In the records below, find the line that contains "Give me the". Retype that line and all the lines after it through the end, leaving out the pictures.

Some records:
[start]

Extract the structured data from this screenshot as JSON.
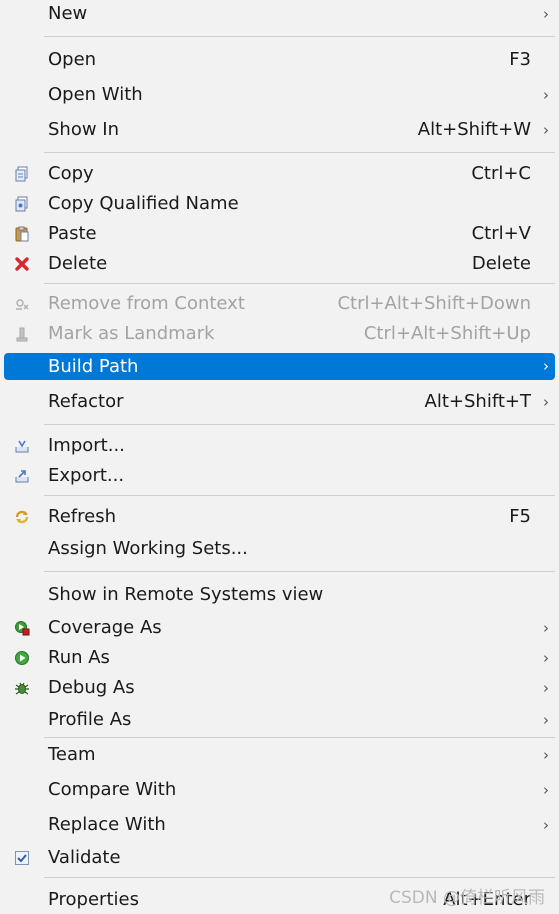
{
  "menu": {
    "items": [
      {
        "label": "New",
        "accel": "",
        "arrow": "›"
      },
      {
        "label": "Open",
        "accel": "F3",
        "arrow": ""
      },
      {
        "label": "Open With",
        "accel": "",
        "arrow": "›"
      },
      {
        "label": "Show In",
        "accel": "Alt+Shift+W",
        "arrow": "›"
      },
      {
        "label": "Copy",
        "accel": "Ctrl+C",
        "arrow": "",
        "icon": "copy-icon"
      },
      {
        "label": "Copy Qualified Name",
        "accel": "",
        "arrow": "",
        "icon": "copy-qualified-name-icon"
      },
      {
        "label": "Paste",
        "accel": "Ctrl+V",
        "arrow": "",
        "icon": "paste-icon"
      },
      {
        "label": "Delete",
        "accel": "Delete",
        "arrow": "",
        "icon": "delete-icon"
      },
      {
        "label": "Remove from Context",
        "accel": "Ctrl+Alt+Shift+Down",
        "arrow": "",
        "icon": "remove-context-icon",
        "disabled": true
      },
      {
        "label": "Mark as Landmark",
        "accel": "Ctrl+Alt+Shift+Up",
        "arrow": "",
        "icon": "landmark-icon",
        "disabled": true
      },
      {
        "label": "Build Path",
        "accel": "",
        "arrow": "›",
        "selected": true
      },
      {
        "label": "Refactor",
        "accel": "Alt+Shift+T",
        "arrow": "›"
      },
      {
        "label": "Import...",
        "accel": "",
        "arrow": "",
        "icon": "import-icon"
      },
      {
        "label": "Export...",
        "accel": "",
        "arrow": "",
        "icon": "export-icon"
      },
      {
        "label": "Refresh",
        "accel": "F5",
        "arrow": "",
        "icon": "refresh-icon"
      },
      {
        "label": "Assign Working Sets...",
        "accel": "",
        "arrow": ""
      },
      {
        "label": "Show in Remote Systems view",
        "accel": "",
        "arrow": ""
      },
      {
        "label": "Coverage As",
        "accel": "",
        "arrow": "›",
        "icon": "coverage-icon"
      },
      {
        "label": "Run As",
        "accel": "",
        "arrow": "›",
        "icon": "run-icon"
      },
      {
        "label": "Debug As",
        "accel": "",
        "arrow": "›",
        "icon": "debug-icon"
      },
      {
        "label": "Profile As",
        "accel": "",
        "arrow": "›"
      },
      {
        "label": "Team",
        "accel": "",
        "arrow": "›"
      },
      {
        "label": "Compare With",
        "accel": "",
        "arrow": "›"
      },
      {
        "label": "Replace With",
        "accel": "",
        "arrow": "›"
      },
      {
        "label": "Validate",
        "accel": "",
        "arrow": "",
        "icon": "validate-check-icon"
      },
      {
        "label": "Properties",
        "accel": "Alt+Enter",
        "arrow": ""
      }
    ]
  },
  "watermark": "CSDN @倚栏听风雨",
  "colors": {
    "menu_bg": "#f2f2f2",
    "selection": "#0078d7",
    "disabled_text": "#a3a3a3",
    "separator": "#cfcfcf"
  }
}
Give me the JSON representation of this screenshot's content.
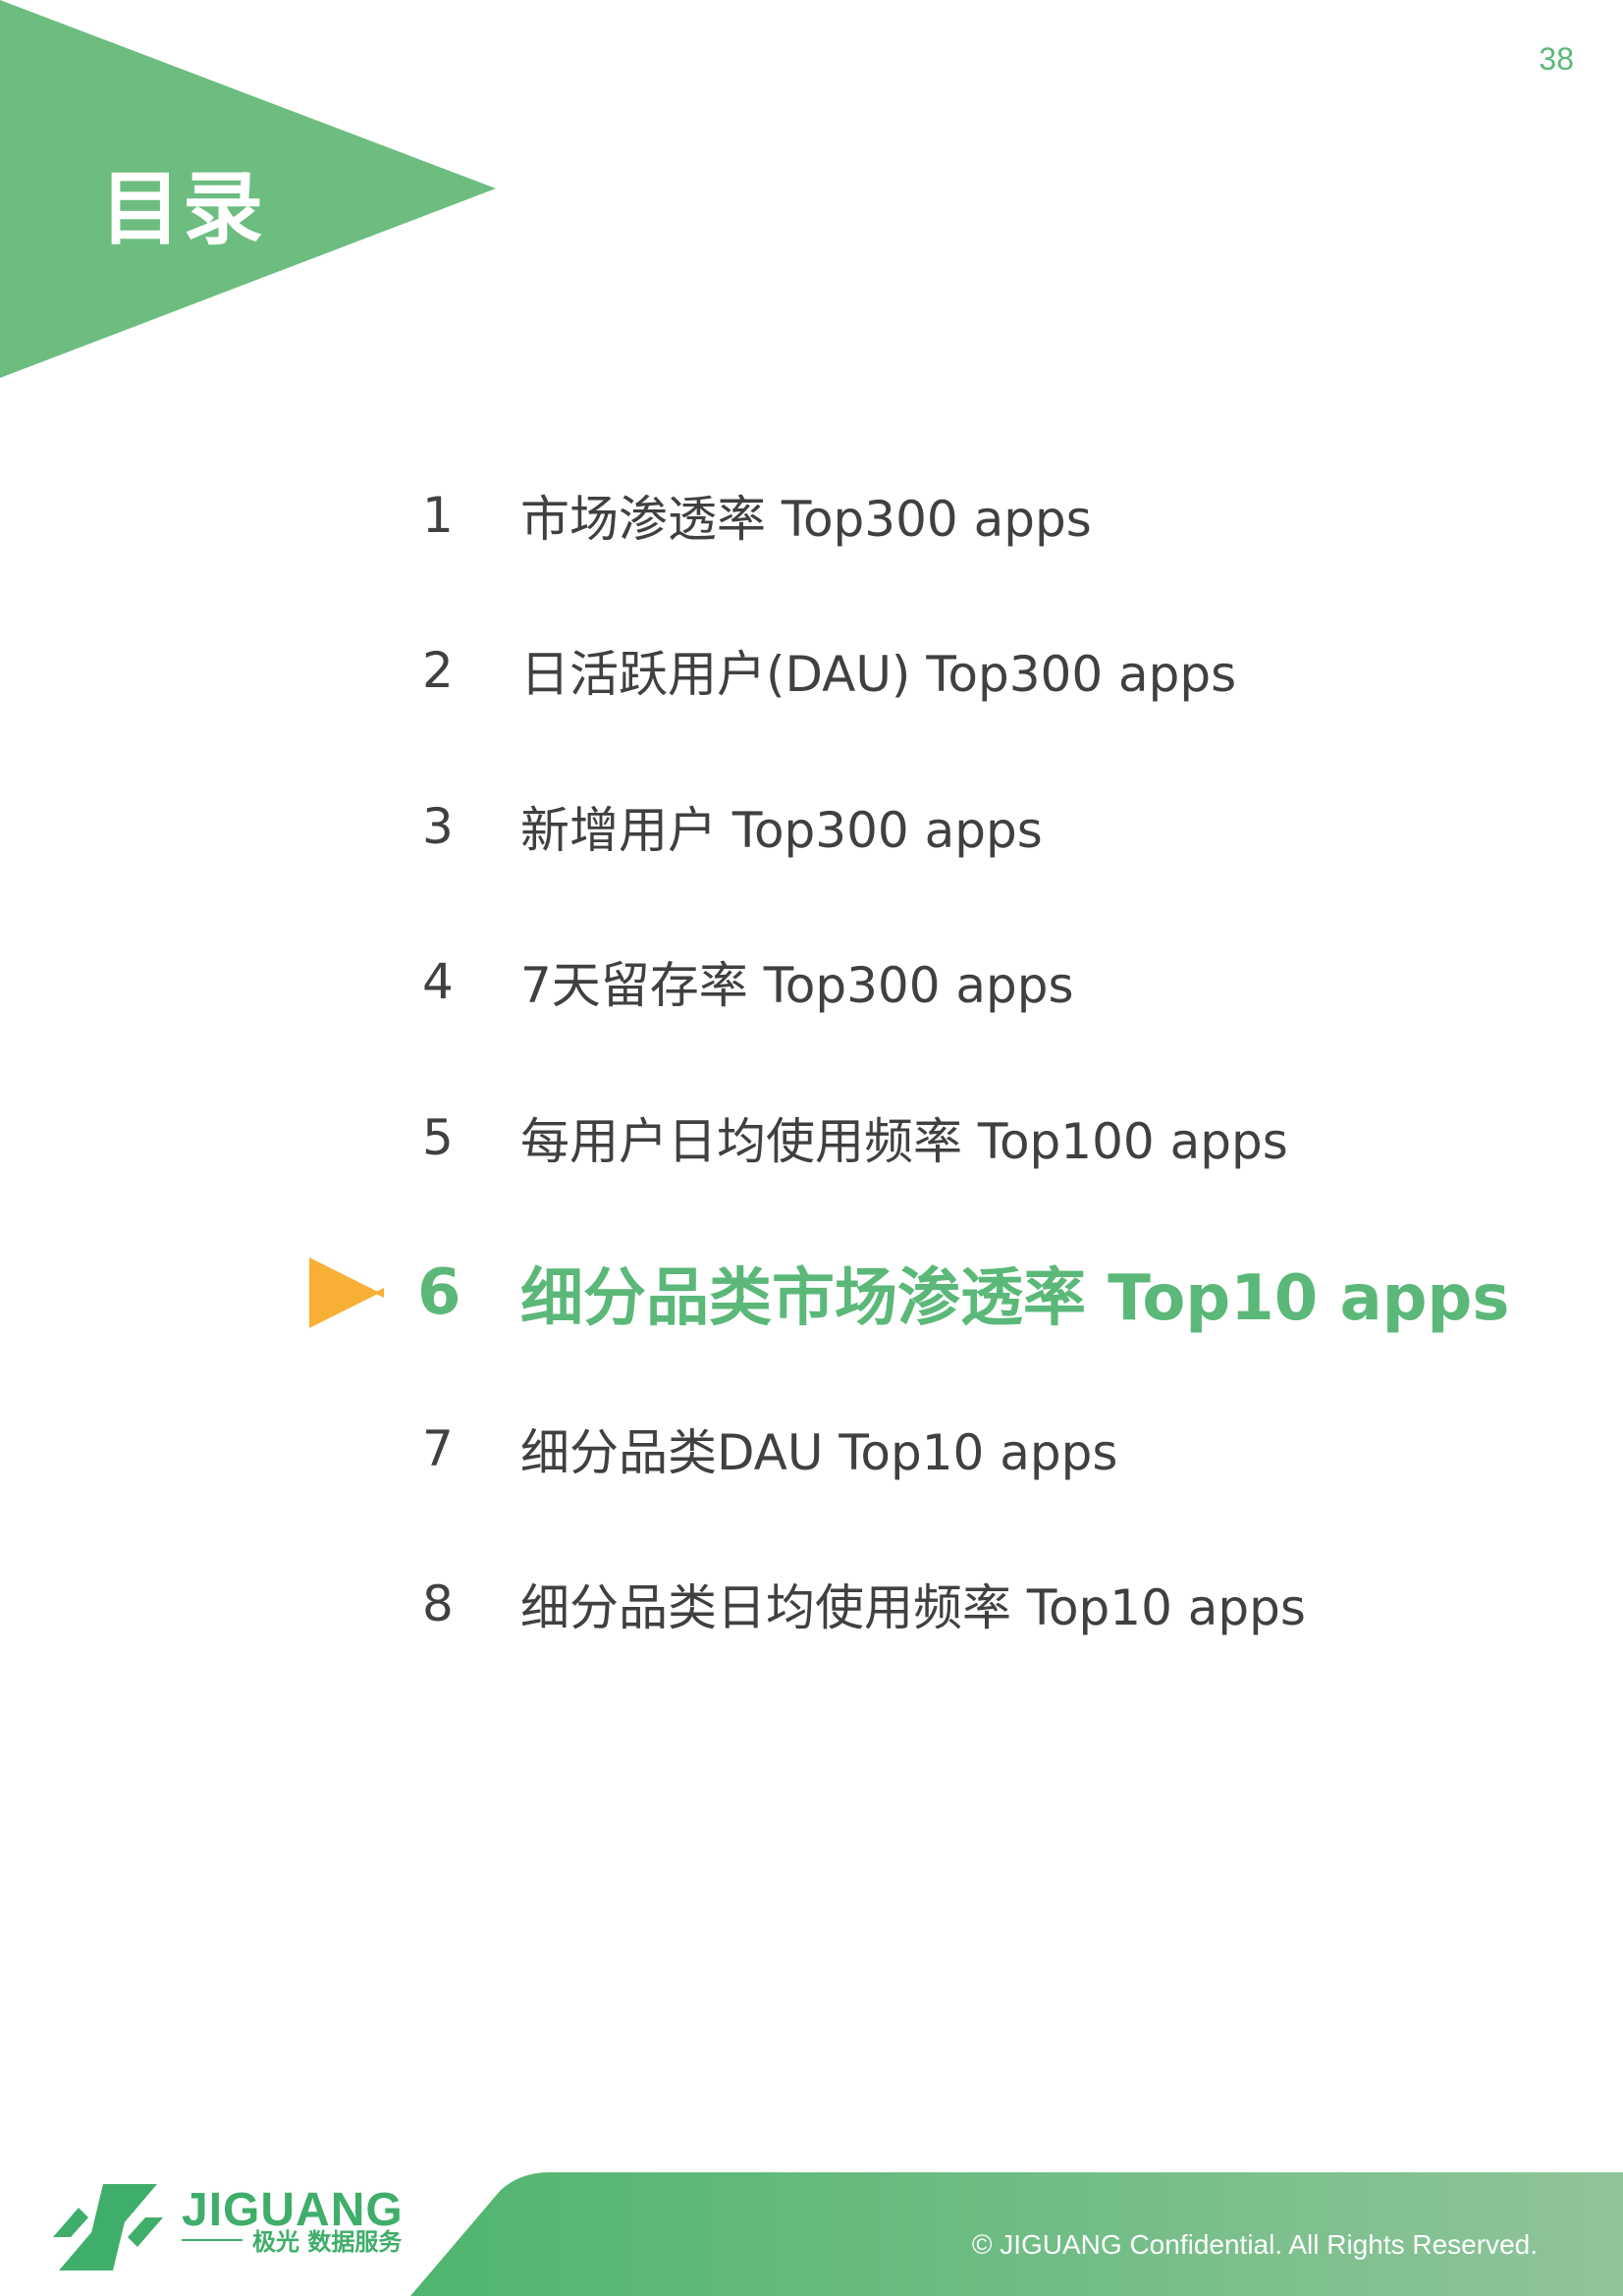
{
  "page_number": "38",
  "title": "目录",
  "toc": {
    "items": [
      {
        "num": "1",
        "label": "市场渗透率 Top300 apps",
        "active": false
      },
      {
        "num": "2",
        "label": "日活跃用户(DAU) Top300 apps",
        "active": false
      },
      {
        "num": "3",
        "label": "新增用户 Top300 apps",
        "active": false
      },
      {
        "num": "4",
        "label": "7天留存率 Top300 apps",
        "active": false
      },
      {
        "num": "5",
        "label": "每用户日均使用频率 Top100 apps",
        "active": false
      },
      {
        "num": "6",
        "label": "细分品类市场渗透率 Top10 apps",
        "active": true
      },
      {
        "num": "7",
        "label": "细分品类DAU Top10 apps",
        "active": false
      },
      {
        "num": "8",
        "label": "细分品类日均使用频率 Top10 apps",
        "active": false
      }
    ]
  },
  "footer": {
    "brand": "JIGUANG",
    "brand_sub": "极光 数据服务",
    "copyright": "© JIGUANG Confidential. All Rights Reserved."
  },
  "colors": {
    "accent_green": "#5bb878",
    "marker_orange": "#f7b035",
    "text_gray": "#404040"
  }
}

[end]

Solution for this problem:
Give me the JSON representation of this screenshot's content.
{
  "page_number": "38",
  "title": "目录",
  "toc": {
    "items": [
      {
        "num": "1",
        "label": "市场渗透率 Top300 apps",
        "active": false
      },
      {
        "num": "2",
        "label": "日活跃用户(DAU) Top300 apps",
        "active": false
      },
      {
        "num": "3",
        "label": "新增用户 Top300 apps",
        "active": false
      },
      {
        "num": "4",
        "label": "7天留存率 Top300 apps",
        "active": false
      },
      {
        "num": "5",
        "label": "每用户日均使用频率 Top100 apps",
        "active": false
      },
      {
        "num": "6",
        "label": "细分品类市场渗透率 Top10 apps",
        "active": true
      },
      {
        "num": "7",
        "label": "细分品类DAU Top10 apps",
        "active": false
      },
      {
        "num": "8",
        "label": "细分品类日均使用频率 Top10 apps",
        "active": false
      }
    ]
  },
  "footer": {
    "brand": "JIGUANG",
    "brand_sub": "极光 数据服务",
    "copyright": "© JIGUANG Confidential. All Rights Reserved."
  },
  "colors": {
    "accent_green": "#5bb878",
    "marker_orange": "#f7b035",
    "text_gray": "#404040"
  }
}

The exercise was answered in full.